## Work to do
Out of all the lines below, count those with the word "involved". Give the number only.

[Stored records]
━━━━━━━━━━━━━━━━

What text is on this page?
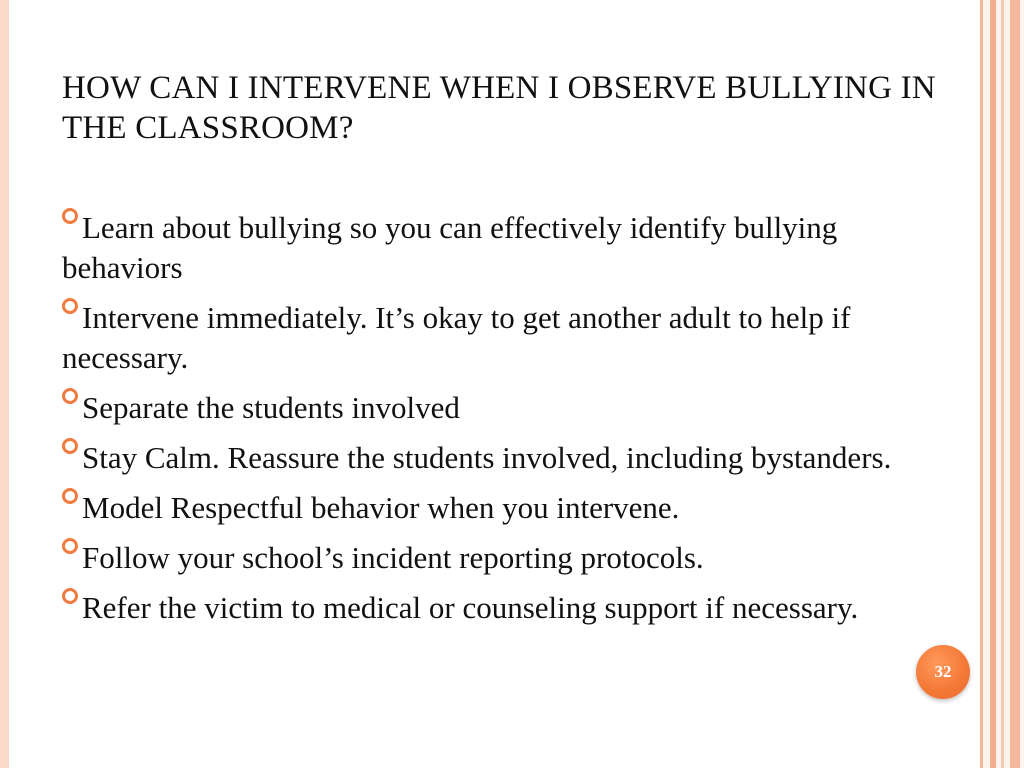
HOW CAN I INTERVENE WHEN I OBSERVE BULLYING IN THE CLASSROOM?
Learn about bullying so you can effectively identify bullying behaviors
Intervene immediately. It’s okay to get another adult to help if necessary.
Separate the students involved
Stay Calm. Reassure the students involved, including bystanders.
Model Respectful behavior when you intervene.
Follow your school’s incident reporting protocols.
Refer the victim to medical or counseling support if necessary.
32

━━━━━━━━━━━━━━━━

## Answer to this problem
2